**Task brief**
The material below should be written out in full and exactly; pictures stay out of the copy.

**Extracted data entries**
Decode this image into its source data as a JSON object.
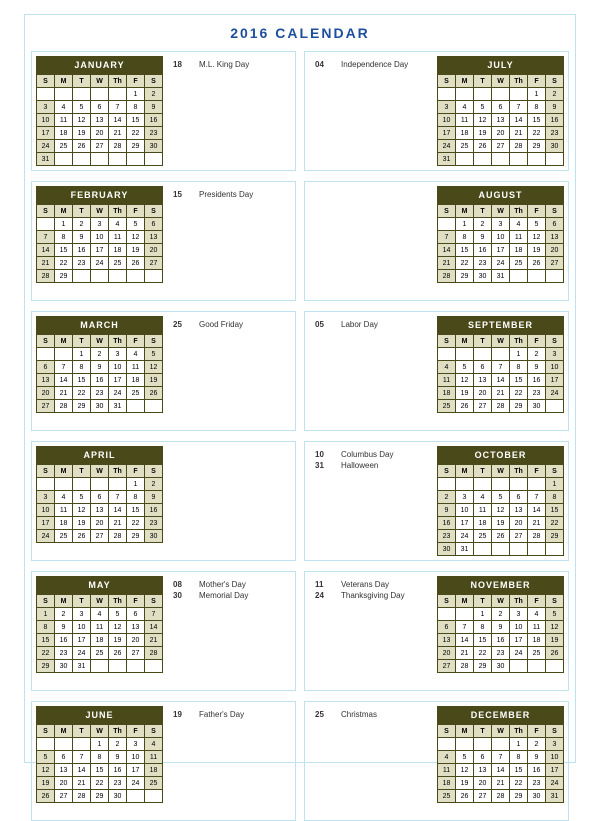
{
  "title": "2016 CALENDAR",
  "dow": [
    "S",
    "M",
    "T",
    "W",
    "Th",
    "F",
    "S"
  ],
  "months": [
    {
      "name": "JANUARY",
      "side": "left",
      "start": 5,
      "days": 31,
      "events": [
        {
          "day": "18",
          "label": "M.L. King Day"
        }
      ]
    },
    {
      "name": "JULY",
      "side": "right",
      "start": 5,
      "days": 31,
      "events": [
        {
          "day": "04",
          "label": "Independence Day"
        }
      ]
    },
    {
      "name": "FEBRUARY",
      "side": "left",
      "start": 1,
      "days": 29,
      "events": [
        {
          "day": "15",
          "label": "Presidents Day"
        }
      ]
    },
    {
      "name": "AUGUST",
      "side": "right",
      "start": 1,
      "days": 31,
      "events": []
    },
    {
      "name": "MARCH",
      "side": "left",
      "start": 2,
      "days": 31,
      "events": [
        {
          "day": "25",
          "label": "Good Friday"
        }
      ]
    },
    {
      "name": "SEPTEMBER",
      "side": "right",
      "start": 4,
      "days": 30,
      "events": [
        {
          "day": "05",
          "label": "Labor Day"
        }
      ]
    },
    {
      "name": "APRIL",
      "side": "left",
      "start": 5,
      "days": 30,
      "events": []
    },
    {
      "name": "OCTOBER",
      "side": "right",
      "start": 6,
      "days": 31,
      "events": [
        {
          "day": "10",
          "label": "Columbus Day"
        },
        {
          "day": "31",
          "label": "Halloween"
        }
      ]
    },
    {
      "name": "MAY",
      "side": "left",
      "start": 0,
      "days": 31,
      "events": [
        {
          "day": "08",
          "label": "Mother's Day"
        },
        {
          "day": "30",
          "label": "Memorial Day"
        }
      ]
    },
    {
      "name": "NOVEMBER",
      "side": "right",
      "start": 2,
      "days": 30,
      "events": [
        {
          "day": "11",
          "label": "Veterans Day"
        },
        {
          "day": "24",
          "label": "Thanksgiving Day"
        }
      ]
    },
    {
      "name": "JUNE",
      "side": "left",
      "start": 3,
      "days": 30,
      "events": [
        {
          "day": "19",
          "label": "Father's Day"
        }
      ]
    },
    {
      "name": "DECEMBER",
      "side": "right",
      "start": 4,
      "days": 31,
      "events": [
        {
          "day": "25",
          "label": "Christmas"
        }
      ]
    }
  ]
}
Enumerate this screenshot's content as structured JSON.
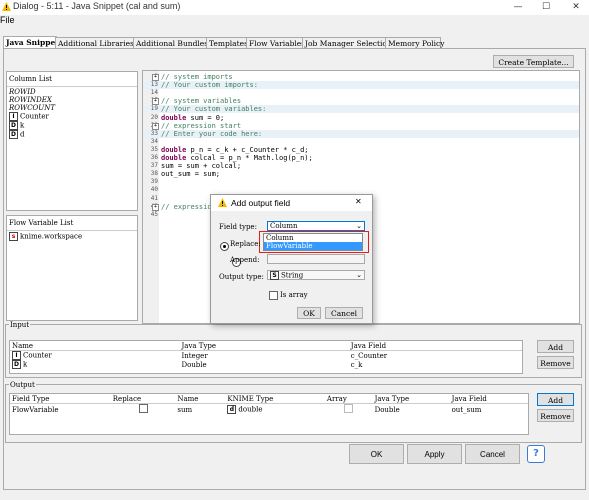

**Written solution**
Decode this image into its source data as a JSON object.
{
  "title": "2016 CALENDAR",
  "dow": [
    "S",
    "M",
    "T",
    "W",
    "Th",
    "F",
    "S"
  ],
  "months": [
    {
      "name": "JANUARY",
      "side": "left",
      "start": 5,
      "days": 31,
      "events": [
        {
          "day": "18",
          "label": "M.L. King Day"
        }
      ]
    },
    {
      "name": "JULY",
      "side": "right",
      "start": 5,
      "days": 31,
      "events": [
        {
          "day": "04",
          "label": "Independence Day"
        }
      ]
    },
    {
      "name": "FEBRUARY",
      "side": "left",
      "start": 1,
      "days": 29,
      "events": [
        {
          "day": "15",
          "label": "Presidents Day"
        }
      ]
    },
    {
      "name": "AUGUST",
      "side": "right",
      "start": 1,
      "days": 31,
      "events": []
    },
    {
      "name": "MARCH",
      "side": "left",
      "start": 2,
      "days": 31,
      "events": [
        {
          "day": "25",
          "label": "Good Friday"
        }
      ]
    },
    {
      "name": "SEPTEMBER",
      "side": "right",
      "start": 4,
      "days": 30,
      "events": [
        {
          "day": "05",
          "label": "Labor Day"
        }
      ]
    },
    {
      "name": "APRIL",
      "side": "left",
      "start": 5,
      "days": 30,
      "events": []
    },
    {
      "name": "OCTOBER",
      "side": "right",
      "start": 6,
      "days": 31,
      "events": [
        {
          "day": "10",
          "label": "Columbus Day"
        },
        {
          "day": "31",
          "label": "Halloween"
        }
      ]
    },
    {
      "name": "MAY",
      "side": "left",
      "start": 0,
      "days": 31,
      "events": [
        {
          "day": "08",
          "label": "Mother's Day"
        },
        {
          "day": "30",
          "label": "Memorial Day"
        }
      ]
    },
    {
      "name": "NOVEMBER",
      "side": "right",
      "start": 2,
      "days": 30,
      "events": [
        {
          "day": "11",
          "label": "Veterans Day"
        },
        {
          "day": "24",
          "label": "Thanksgiving Day"
        }
      ]
    },
    {
      "name": "JUNE",
      "side": "left",
      "start": 3,
      "days": 30,
      "events": [
        {
          "day": "19",
          "label": "Father's Day"
        }
      ]
    },
    {
      "name": "DECEMBER",
      "side": "right",
      "start": 4,
      "days": 31,
      "events": [
        {
          "day": "25",
          "label": "Christmas"
        }
      ]
    }
  ]
}
Enumerate this screenshot's content as structured JSON.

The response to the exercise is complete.